[Material for this exercise]
★ ★ ★ ★ ★ ★ ★

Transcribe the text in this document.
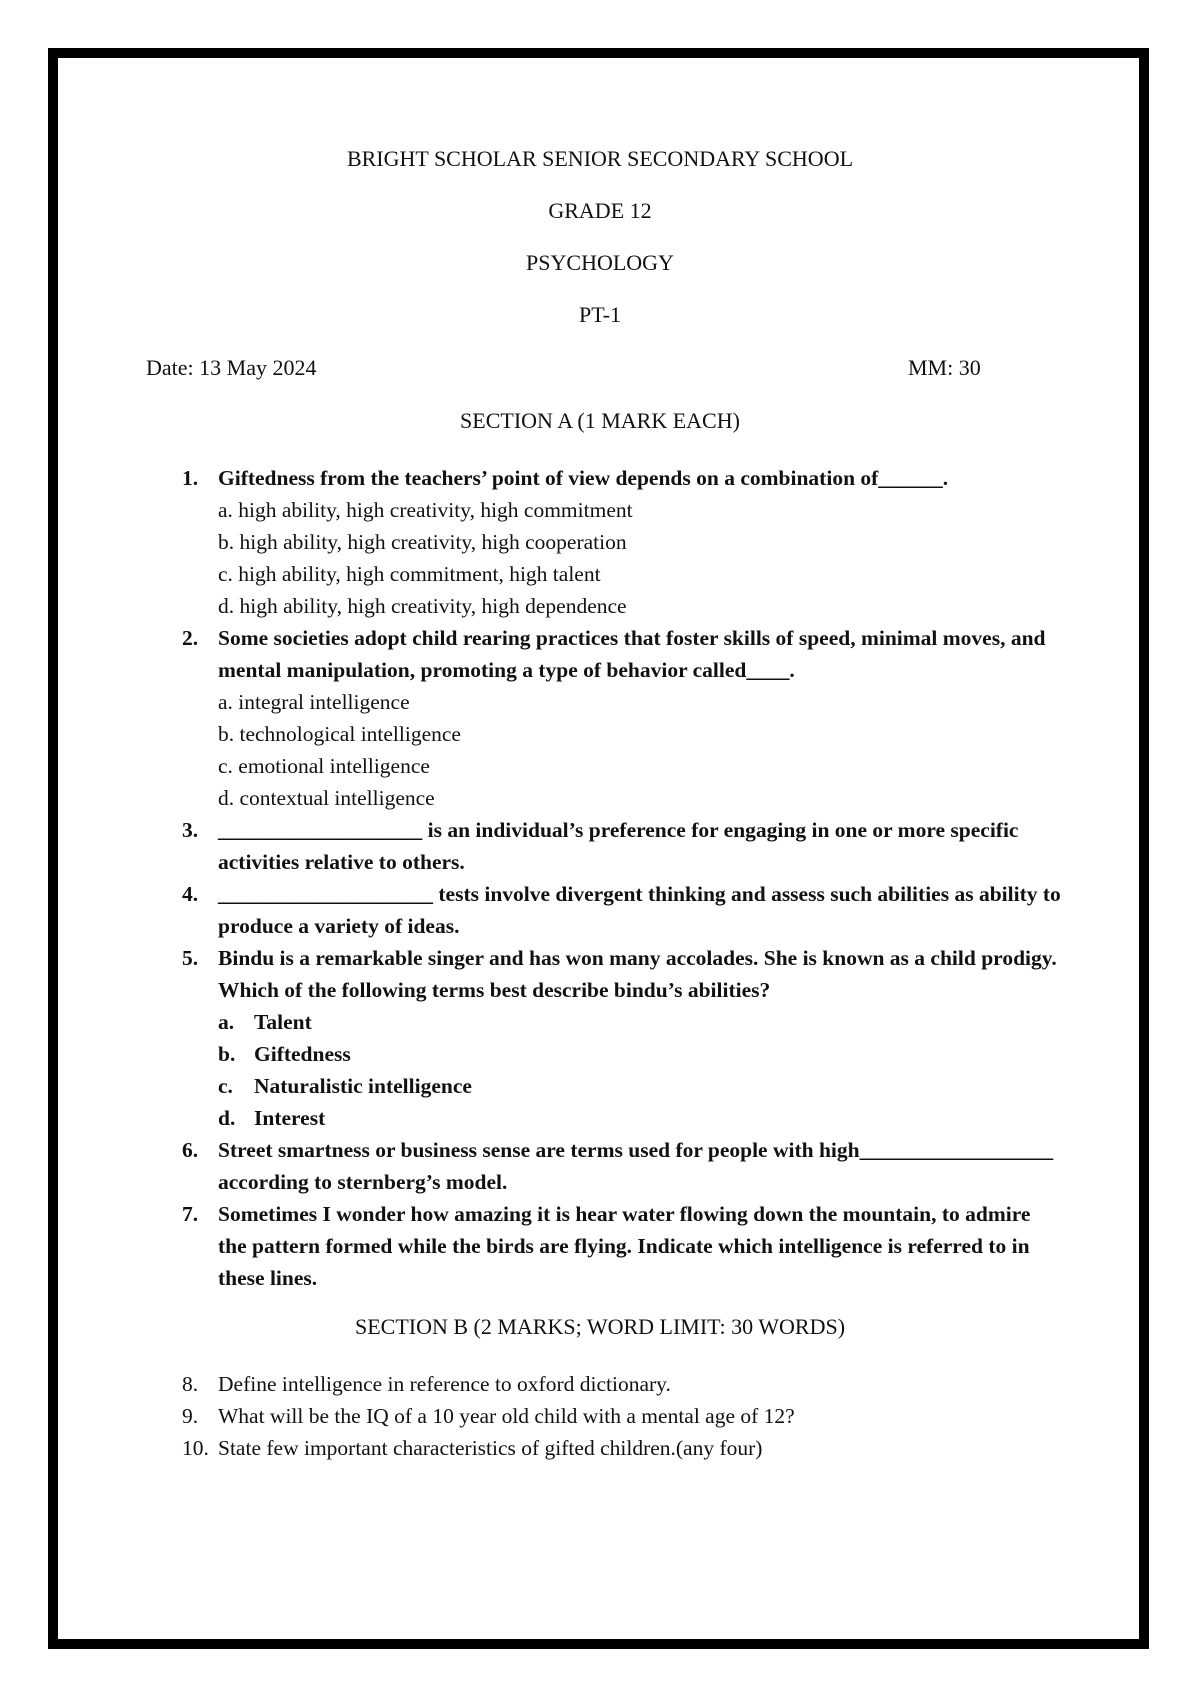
BRIGHT SCHOLAR SENIOR SECONDARY SCHOOL
GRADE 12
PSYCHOLOGY
PT-1
Date: 13 May 2024	MM: 30
SECTION A (1 MARK EACH)
1. Giftedness from the teachers’ point of view depends on a combination of______.
a. high ability, high creativity, high commitment
b. high ability, high creativity, high cooperation
c. high ability, high commitment, high talent
d. high ability, high creativity, high dependence
2. Some societies adopt child rearing practices that foster skills of speed, minimal moves, and mental manipulation, promoting a type of behavior called____.
a. integral intelligence
b. technological intelligence
c. emotional intelligence
d. contextual intelligence
3. ___________________ is an individual’s preference for engaging in one or more specific activities relative to others.
4. ____________________ tests involve divergent thinking and assess such abilities as ability to produce a variety of ideas.
5. Bindu is a remarkable singer and has won many accolades. She is known as a child prodigy. Which of the following terms best describe bindu’s abilities?
a. Talent
b. Giftedness
c. Naturalistic intelligence
d. Interest
6. Street smartness or business sense are terms used for people with high__________________ according to sternberg’s model.
7. Sometimes I wonder how amazing it is hear water flowing down the mountain, to admire the pattern formed while the birds are flying. Indicate which intelligence is referred to in these lines.
SECTION B (2 MARKS; WORD LIMIT: 30 WORDS)
8. Define intelligence in reference to oxford dictionary.
9. What will be the IQ of a 10 year old child with a mental age of 12?
10. State few important characteristics of gifted children.(any four)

★ ★ ★ ★ ★ ★ ★

[Work instructions]
Repeat the data above exactly, but not the pictures.

[The completed task]
Transcribe the text in this document.
BRIGHT SCHOLAR SENIOR SECONDARY SCHOOL
GRADE 12
PSYCHOLOGY
PT-1
Date: 13 May 2024	MM: 30
SECTION A (1 MARK EACH)
1. Giftedness from the teachers’ point of view depends on a combination of______.
a. high ability, high creativity, high commitment
b. high ability, high creativity, high cooperation
c. high ability, high commitment, high talent
d. high ability, high creativity, high dependence
2. Some societies adopt child rearing practices that foster skills of speed, minimal moves, and mental manipulation, promoting a type of behavior called____.
a. integral intelligence
b. technological intelligence
c. emotional intelligence
d. contextual intelligence
3. ___________________ is an individual’s preference for engaging in one or more specific activities relative to others.
4. ____________________ tests involve divergent thinking and assess such abilities as ability to produce a variety of ideas.
5. Bindu is a remarkable singer and has won many accolades. She is known as a child prodigy. Which of the following terms best describe bindu’s abilities?
a. Talent
b. Giftedness
c. Naturalistic intelligence
d. Interest
6. Street smartness or business sense are terms used for people with high__________________ according to sternberg’s model.
7. Sometimes I wonder how amazing it is hear water flowing down the mountain, to admire the pattern formed while the birds are flying. Indicate which intelligence is referred to in these lines.
SECTION B (2 MARKS; WORD LIMIT: 30 WORDS)
8. Define intelligence in reference to oxford dictionary.
9. What will be the IQ of a 10 year old child with a mental age of 12?
10. State few important characteristics of gifted children.(any four)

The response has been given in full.